===== RECORDS FOR PROCESSING =====

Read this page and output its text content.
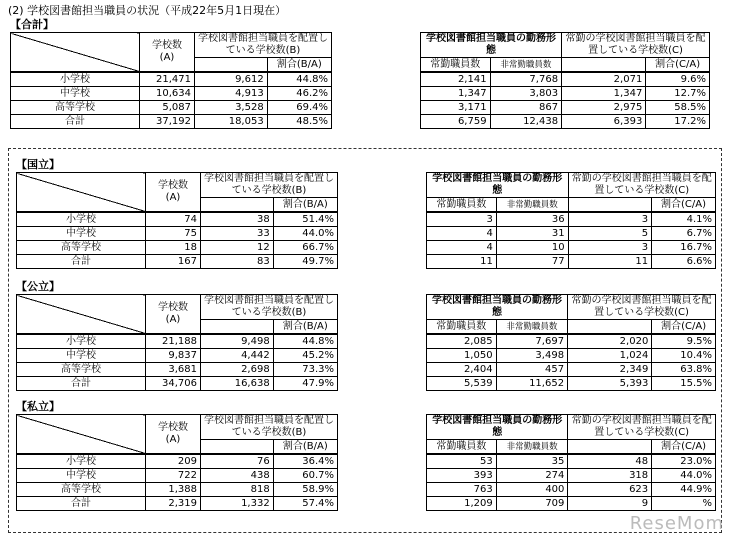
(2) 学校図書館担当職員の状況（平成22年5月1日現在）
【合計】
	学校数
(A)	学校図書館担当職員を配置している学校数(B)	
			割合(B/A)
小学校	21,471	9,612	44.8%
中学校	10,634	4,913	46.2%
高等学校	5,087	3,528	69.4%
合計	37,192	18,053	48.5%
学校図書館担当職員の勤務形態		常勤の学校図書館担当職員を配置している学校数(C)	
常勤職員数	非常勤職員数		割合(C/A)
2,141	7,768	2,071	9.6%
1,347	3,803	1,347	12.7%
3,171	867	2,975	58.5%
6,759	12,438	6,393	17.2%
【国立】
	学校数
(A)	学校図書館担当職員を配置している学校数(B)	
			割合(B/A)
小学校	74	38	51.4%
中学校	75	33	44.0%
高等学校	18	12	66.7%
合計	167	83	49.7%
学校図書館担当職員の勤務形態		常勤の学校図書館担当職員を配置している学校数(C)	
常勤職員数	非常勤職員数		割合(C/A)
3	36	3	4.1%
4	31	5	6.7%
4	10	3	16.7%
11	77	11	6.6%
【公立】
	学校数
(A)	学校図書館担当職員を配置している学校数(B)	
			割合(B/A)
小学校	21,188	9,498	44.8%
中学校	9,837	4,442	45.2%
高等学校	3,681	2,698	73.3%
合計	34,706	16,638	47.9%
学校図書館担当職員の勤務形態		常勤の学校図書館担当職員を配置している学校数(C)	
常勤職員数	非常勤職員数		割合(C/A)
2,085	7,697	2,020	9.5%
1,050	3,498	1,024	10.4%
2,404	457	2,349	63.8%
5,539	11,652	5,393	15.5%
【私立】
	学校数
(A)	学校図書館担当職員を配置している学校数(B)	
			割合(B/A)
小学校	209	76	36.4%
中学校	722	438	60.7%
高等学校	1,388	818	58.9%
合計	2,319	1,332	57.4%
学校図書館担当職員の勤務形態		常勤の学校図書館担当職員を配置している学校数(C)	
常勤職員数	非常勤職員数		割合(C/A)
53	35	48	23.0%
393	274	318	44.0%
763	400	623	44.9%
1,209	709	9	%
ReseMom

=====

- **EXERCISE OBJECTIVE**:
Transcribe the material as is, with images omitted.

- **RESULT OF THIS EXERCISE**:
Read this page and output its text content.
(2) 学校図書館担当職員の状況（平成22年5月1日現在）
【合計】
	学校数
(A)	学校図書館担当職員を配置している学校数(B)	
			割合(B/A)
小学校	21,471	9,612	44.8%
中学校	10,634	4,913	46.2%
高等学校	5,087	3,528	69.4%
合計	37,192	18,053	48.5%
学校図書館担当職員の勤務形態		常勤の学校図書館担当職員を配置している学校数(C)	
常勤職員数	非常勤職員数		割合(C/A)
2,141	7,768	2,071	9.6%
1,347	3,803	1,347	12.7%
3,171	867	2,975	58.5%
6,759	12,438	6,393	17.2%
【国立】
	学校数
(A)	学校図書館担当職員を配置している学校数(B)	
			割合(B/A)
小学校	74	38	51.4%
中学校	75	33	44.0%
高等学校	18	12	66.7%
合計	167	83	49.7%
学校図書館担当職員の勤務形態		常勤の学校図書館担当職員を配置している学校数(C)	
常勤職員数	非常勤職員数		割合(C/A)
3	36	3	4.1%
4	31	5	6.7%
4	10	3	16.7%
11	77	11	6.6%
【公立】
	学校数
(A)	学校図書館担当職員を配置している学校数(B)	
			割合(B/A)
小学校	21,188	9,498	44.8%
中学校	9,837	4,442	45.2%
高等学校	3,681	2,698	73.3%
合計	34,706	16,638	47.9%
学校図書館担当職員の勤務形態		常勤の学校図書館担当職員を配置している学校数(C)	
常勤職員数	非常勤職員数		割合(C/A)
2,085	7,697	2,020	9.5%
1,050	3,498	1,024	10.4%
2,404	457	2,349	63.8%
5,539	11,652	5,393	15.5%
【私立】
	学校数
(A)	学校図書館担当職員を配置している学校数(B)	
			割合(B/A)
小学校	209	76	36.4%
中学校	722	438	60.7%
高等学校	1,388	818	58.9%
合計	2,319	1,332	57.4%
学校図書館担当職員の勤務形態		常勤の学校図書館担当職員を配置している学校数(C)	
常勤職員数	非常勤職員数		割合(C/A)
53	35	48	23.0%
393	274	318	44.0%
763	400	623	44.9%
1,209	709	9	%
ReseMom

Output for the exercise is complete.